Copy the following data line for line, with every character kept unchanged.

Record list:
^^^^^^^^^^^^^^^^

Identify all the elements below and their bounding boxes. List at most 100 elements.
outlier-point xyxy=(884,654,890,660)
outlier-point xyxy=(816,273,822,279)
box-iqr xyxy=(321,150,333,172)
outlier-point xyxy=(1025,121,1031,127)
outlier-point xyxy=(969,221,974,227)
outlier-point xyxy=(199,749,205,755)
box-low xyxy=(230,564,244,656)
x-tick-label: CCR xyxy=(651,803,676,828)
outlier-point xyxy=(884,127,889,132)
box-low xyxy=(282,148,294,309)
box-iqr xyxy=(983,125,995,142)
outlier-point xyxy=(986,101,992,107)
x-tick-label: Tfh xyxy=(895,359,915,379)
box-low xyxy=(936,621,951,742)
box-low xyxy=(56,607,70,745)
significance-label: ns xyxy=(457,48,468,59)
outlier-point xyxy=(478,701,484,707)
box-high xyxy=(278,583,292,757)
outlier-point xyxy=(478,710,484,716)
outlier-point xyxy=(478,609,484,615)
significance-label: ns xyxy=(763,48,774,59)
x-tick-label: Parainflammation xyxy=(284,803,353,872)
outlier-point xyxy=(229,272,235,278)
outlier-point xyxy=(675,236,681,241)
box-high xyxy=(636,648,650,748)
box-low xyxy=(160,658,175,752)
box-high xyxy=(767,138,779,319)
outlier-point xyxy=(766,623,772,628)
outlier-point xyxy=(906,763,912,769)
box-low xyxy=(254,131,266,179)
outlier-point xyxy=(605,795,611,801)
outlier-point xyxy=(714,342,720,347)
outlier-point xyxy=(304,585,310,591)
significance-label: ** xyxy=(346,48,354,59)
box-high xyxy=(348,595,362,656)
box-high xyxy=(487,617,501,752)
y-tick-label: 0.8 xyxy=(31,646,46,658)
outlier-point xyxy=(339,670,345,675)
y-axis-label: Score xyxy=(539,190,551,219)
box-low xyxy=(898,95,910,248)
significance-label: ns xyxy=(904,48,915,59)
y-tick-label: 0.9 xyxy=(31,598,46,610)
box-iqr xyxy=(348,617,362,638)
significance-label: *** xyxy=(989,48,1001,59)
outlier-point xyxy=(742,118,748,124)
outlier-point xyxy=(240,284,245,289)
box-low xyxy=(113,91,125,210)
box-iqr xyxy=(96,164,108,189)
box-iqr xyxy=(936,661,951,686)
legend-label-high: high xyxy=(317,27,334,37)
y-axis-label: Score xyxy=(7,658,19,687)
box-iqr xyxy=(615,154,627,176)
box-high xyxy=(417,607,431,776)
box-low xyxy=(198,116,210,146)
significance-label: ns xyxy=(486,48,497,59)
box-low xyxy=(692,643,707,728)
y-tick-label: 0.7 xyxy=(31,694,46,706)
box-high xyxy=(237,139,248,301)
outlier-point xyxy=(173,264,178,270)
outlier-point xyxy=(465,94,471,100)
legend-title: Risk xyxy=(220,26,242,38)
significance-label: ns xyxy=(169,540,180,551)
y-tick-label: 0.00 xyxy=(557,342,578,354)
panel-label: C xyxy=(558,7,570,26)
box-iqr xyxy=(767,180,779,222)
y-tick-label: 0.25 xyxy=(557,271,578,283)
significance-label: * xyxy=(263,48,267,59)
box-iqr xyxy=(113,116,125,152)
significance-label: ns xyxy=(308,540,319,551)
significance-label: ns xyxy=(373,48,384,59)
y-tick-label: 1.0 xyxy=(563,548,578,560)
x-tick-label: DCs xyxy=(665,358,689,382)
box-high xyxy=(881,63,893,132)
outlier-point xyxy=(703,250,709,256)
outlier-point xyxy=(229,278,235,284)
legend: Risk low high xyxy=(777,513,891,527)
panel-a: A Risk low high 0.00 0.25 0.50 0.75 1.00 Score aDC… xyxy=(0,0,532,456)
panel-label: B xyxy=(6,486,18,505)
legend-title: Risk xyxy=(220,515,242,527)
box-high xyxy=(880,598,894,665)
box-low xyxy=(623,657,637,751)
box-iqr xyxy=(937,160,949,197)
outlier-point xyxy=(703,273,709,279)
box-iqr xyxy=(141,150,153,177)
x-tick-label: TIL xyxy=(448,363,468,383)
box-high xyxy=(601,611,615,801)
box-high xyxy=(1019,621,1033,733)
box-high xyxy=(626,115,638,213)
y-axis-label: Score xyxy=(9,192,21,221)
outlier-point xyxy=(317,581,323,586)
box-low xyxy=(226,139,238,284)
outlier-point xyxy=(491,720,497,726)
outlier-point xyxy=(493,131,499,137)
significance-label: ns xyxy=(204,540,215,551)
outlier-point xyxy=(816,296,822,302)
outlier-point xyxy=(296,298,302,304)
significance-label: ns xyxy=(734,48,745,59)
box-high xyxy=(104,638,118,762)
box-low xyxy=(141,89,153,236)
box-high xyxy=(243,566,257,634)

^^^^^^^^^^^^^^^^

Answer to this exercise:
Identify all the elements below and their bounding boxes. List at most 100 elements.
outlier-point xyxy=(884,654,890,660)
outlier-point xyxy=(816,273,822,279)
box-iqr xyxy=(321,150,333,172)
outlier-point xyxy=(1025,121,1031,127)
outlier-point xyxy=(969,221,974,227)
outlier-point xyxy=(199,749,205,755)
box-low xyxy=(230,564,244,656)
x-tick-label: CCR xyxy=(651,803,676,828)
outlier-point xyxy=(884,127,889,132)
box-low xyxy=(282,148,294,309)
box-iqr xyxy=(983,125,995,142)
outlier-point xyxy=(986,101,992,107)
x-tick-label: Tfh xyxy=(895,359,915,379)
box-low xyxy=(936,621,951,742)
box-low xyxy=(56,607,70,745)
significance-label: ns xyxy=(457,48,468,59)
outlier-point xyxy=(478,701,484,707)
box-high xyxy=(278,583,292,757)
outlier-point xyxy=(478,710,484,716)
outlier-point xyxy=(478,609,484,615)
significance-label: ns xyxy=(763,48,774,59)
x-tick-label: Parainflammation xyxy=(284,803,353,872)
outlier-point xyxy=(229,272,235,278)
outlier-point xyxy=(675,236,681,241)
box-high xyxy=(636,648,650,748)
box-low xyxy=(160,658,175,752)
box-high xyxy=(767,138,779,319)
outlier-point xyxy=(766,623,772,628)
outlier-point xyxy=(906,763,912,769)
box-low xyxy=(254,131,266,179)
outlier-point xyxy=(605,795,611,801)
outlier-point xyxy=(714,342,720,347)
outlier-point xyxy=(304,585,310,591)
significance-label: ** xyxy=(346,48,354,59)
box-high xyxy=(348,595,362,656)
box-high xyxy=(487,617,501,752)
y-tick-label: 0.8 xyxy=(31,646,46,658)
outlier-point xyxy=(339,670,345,675)
y-axis-label: Score xyxy=(539,190,551,219)
box-low xyxy=(898,95,910,248)
significance-label: ns xyxy=(904,48,915,59)
y-tick-label: 0.9 xyxy=(31,598,46,610)
box-iqr xyxy=(348,617,362,638)
significance-label: *** xyxy=(989,48,1001,59)
outlier-point xyxy=(742,118,748,124)
outlier-point xyxy=(240,284,245,289)
box-low xyxy=(113,91,125,210)
box-iqr xyxy=(96,164,108,189)
box-iqr xyxy=(936,661,951,686)
legend-label-high: high xyxy=(317,27,334,37)
y-axis-label: Score xyxy=(7,658,19,687)
box-iqr xyxy=(615,154,627,176)
box-high xyxy=(417,607,431,776)
box-low xyxy=(198,116,210,146)
significance-label: ns xyxy=(486,48,497,59)
box-low xyxy=(692,643,707,728)
y-tick-label: 0.7 xyxy=(31,694,46,706)
box-high xyxy=(237,139,248,301)
outlier-point xyxy=(173,264,178,270)
outlier-point xyxy=(465,94,471,100)
legend-title: Risk xyxy=(220,26,242,38)
significance-label: ns xyxy=(169,540,180,551)
y-tick-label: 0.00 xyxy=(557,342,578,354)
panel-label: C xyxy=(558,7,570,26)
box-iqr xyxy=(767,180,779,222)
y-tick-label: 0.25 xyxy=(557,271,578,283)
significance-label: * xyxy=(263,48,267,59)
box-iqr xyxy=(113,116,125,152)
significance-label: ns xyxy=(308,540,319,551)
significance-label: ns xyxy=(373,48,384,59)
y-tick-label: 1.0 xyxy=(563,548,578,560)
x-tick-label: DCs xyxy=(665,358,689,382)
box-high xyxy=(881,63,893,132)
outlier-point xyxy=(703,250,709,256)
outlier-point xyxy=(229,278,235,284)
legend: Risk low high xyxy=(777,513,891,527)
panel-a: A Risk low high 0.00 0.25 0.50 0.75 1.00 Score aDC… xyxy=(0,0,532,456)
panel-label: B xyxy=(6,486,18,505)
legend-title: Risk xyxy=(220,515,242,527)
box-high xyxy=(880,598,894,665)
box-low xyxy=(623,657,637,751)
box-iqr xyxy=(937,160,949,197)
outlier-point xyxy=(703,273,709,279)
box-iqr xyxy=(141,150,153,177)
x-tick-label: TIL xyxy=(448,363,468,383)
box-high xyxy=(601,611,615,801)
box-high xyxy=(1019,621,1033,733)
box-high xyxy=(626,115,638,213)
y-axis-label: Score xyxy=(9,192,21,221)
outlier-point xyxy=(317,581,323,586)
box-low xyxy=(226,139,238,284)
outlier-point xyxy=(491,720,497,726)
outlier-point xyxy=(493,131,499,137)
significance-label: ns xyxy=(204,540,215,551)
outlier-point xyxy=(816,296,822,302)
outlier-point xyxy=(296,298,302,304)
significance-label: ns xyxy=(734,48,745,59)
box-high xyxy=(104,638,118,762)
box-low xyxy=(141,89,153,236)
box-high xyxy=(243,566,257,634)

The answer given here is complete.